• WHAT NEEDS TO BE DONE
Repeat the listing in full, exactly as it stands.

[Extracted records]
·····
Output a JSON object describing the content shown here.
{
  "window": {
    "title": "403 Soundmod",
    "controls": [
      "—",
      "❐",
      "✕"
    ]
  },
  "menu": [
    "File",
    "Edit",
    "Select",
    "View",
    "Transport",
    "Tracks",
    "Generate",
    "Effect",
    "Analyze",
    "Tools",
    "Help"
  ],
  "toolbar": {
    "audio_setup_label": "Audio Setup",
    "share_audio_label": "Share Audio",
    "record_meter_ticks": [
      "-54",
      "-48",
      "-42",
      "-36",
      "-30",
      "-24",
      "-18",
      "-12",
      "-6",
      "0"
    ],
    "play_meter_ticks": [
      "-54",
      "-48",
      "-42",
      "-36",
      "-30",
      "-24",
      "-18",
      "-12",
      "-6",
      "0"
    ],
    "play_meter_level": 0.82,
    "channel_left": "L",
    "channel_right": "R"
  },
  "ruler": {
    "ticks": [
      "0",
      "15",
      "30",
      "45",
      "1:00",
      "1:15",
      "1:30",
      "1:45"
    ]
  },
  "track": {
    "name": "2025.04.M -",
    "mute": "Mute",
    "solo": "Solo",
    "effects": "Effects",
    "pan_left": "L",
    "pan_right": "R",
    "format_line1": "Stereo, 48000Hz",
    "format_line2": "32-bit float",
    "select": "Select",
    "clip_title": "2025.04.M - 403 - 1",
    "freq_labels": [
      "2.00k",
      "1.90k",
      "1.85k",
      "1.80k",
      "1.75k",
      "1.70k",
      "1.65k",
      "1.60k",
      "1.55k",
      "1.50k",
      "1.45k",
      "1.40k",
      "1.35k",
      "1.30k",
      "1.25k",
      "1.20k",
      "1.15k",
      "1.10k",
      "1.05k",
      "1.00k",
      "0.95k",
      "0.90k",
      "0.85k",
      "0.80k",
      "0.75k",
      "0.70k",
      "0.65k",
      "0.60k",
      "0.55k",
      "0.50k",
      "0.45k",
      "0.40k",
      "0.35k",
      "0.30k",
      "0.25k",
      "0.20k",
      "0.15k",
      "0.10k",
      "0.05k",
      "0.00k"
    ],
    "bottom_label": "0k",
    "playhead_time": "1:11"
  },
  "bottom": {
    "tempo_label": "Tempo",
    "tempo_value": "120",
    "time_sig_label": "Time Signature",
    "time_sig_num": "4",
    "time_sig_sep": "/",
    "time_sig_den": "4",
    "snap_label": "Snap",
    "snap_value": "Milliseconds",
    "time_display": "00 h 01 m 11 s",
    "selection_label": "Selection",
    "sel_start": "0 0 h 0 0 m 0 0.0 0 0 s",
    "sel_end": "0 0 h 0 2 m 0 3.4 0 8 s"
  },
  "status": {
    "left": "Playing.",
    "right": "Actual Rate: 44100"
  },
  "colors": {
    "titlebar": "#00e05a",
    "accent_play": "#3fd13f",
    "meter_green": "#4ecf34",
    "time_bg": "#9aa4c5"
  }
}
·····
• FULL SOLUTION
Output a JSON object describing the content shown here.
{
  "window": {
    "title": "403 Soundmod",
    "controls": [
      "—",
      "❐",
      "✕"
    ]
  },
  "menu": [
    "File",
    "Edit",
    "Select",
    "View",
    "Transport",
    "Tracks",
    "Generate",
    "Effect",
    "Analyze",
    "Tools",
    "Help"
  ],
  "toolbar": {
    "audio_setup_label": "Audio Setup",
    "share_audio_label": "Share Audio",
    "record_meter_ticks": [
      "-54",
      "-48",
      "-42",
      "-36",
      "-30",
      "-24",
      "-18",
      "-12",
      "-6",
      "0"
    ],
    "play_meter_ticks": [
      "-54",
      "-48",
      "-42",
      "-36",
      "-30",
      "-24",
      "-18",
      "-12",
      "-6",
      "0"
    ],
    "play_meter_level": 0.82,
    "channel_left": "L",
    "channel_right": "R"
  },
  "ruler": {
    "ticks": [
      "0",
      "15",
      "30",
      "45",
      "1:00",
      "1:15",
      "1:30",
      "1:45"
    ]
  },
  "track": {
    "name": "2025.04.M -",
    "mute": "Mute",
    "solo": "Solo",
    "effects": "Effects",
    "pan_left": "L",
    "pan_right": "R",
    "format_line1": "Stereo, 48000Hz",
    "format_line2": "32-bit float",
    "select": "Select",
    "clip_title": "2025.04.M - 403 - 1",
    "freq_labels": [
      "2.00k",
      "1.90k",
      "1.85k",
      "1.80k",
      "1.75k",
      "1.70k",
      "1.65k",
      "1.60k",
      "1.55k",
      "1.50k",
      "1.45k",
      "1.40k",
      "1.35k",
      "1.30k",
      "1.25k",
      "1.20k",
      "1.15k",
      "1.10k",
      "1.05k",
      "1.00k",
      "0.95k",
      "0.90k",
      "0.85k",
      "0.80k",
      "0.75k",
      "0.70k",
      "0.65k",
      "0.60k",
      "0.55k",
      "0.50k",
      "0.45k",
      "0.40k",
      "0.35k",
      "0.30k",
      "0.25k",
      "0.20k",
      "0.15k",
      "0.10k",
      "0.05k",
      "0.00k"
    ],
    "bottom_label": "0k",
    "playhead_time": "1:11"
  },
  "bottom": {
    "tempo_label": "Tempo",
    "tempo_value": "120",
    "time_sig_label": "Time Signature",
    "time_sig_num": "4",
    "time_sig_sep": "/",
    "time_sig_den": "4",
    "snap_label": "Snap",
    "snap_value": "Milliseconds",
    "time_display": "00 h 01 m 11 s",
    "selection_label": "Selection",
    "sel_start": "0 0 h 0 0 m 0 0.0 0 0 s",
    "sel_end": "0 0 h 0 2 m 0 3.4 0 8 s"
  },
  "status": {
    "left": "Playing.",
    "right": "Actual Rate: 44100"
  },
  "colors": {
    "titlebar": "#00e05a",
    "accent_play": "#3fd13f",
    "meter_green": "#4ecf34",
    "time_bg": "#9aa4c5"
  }
}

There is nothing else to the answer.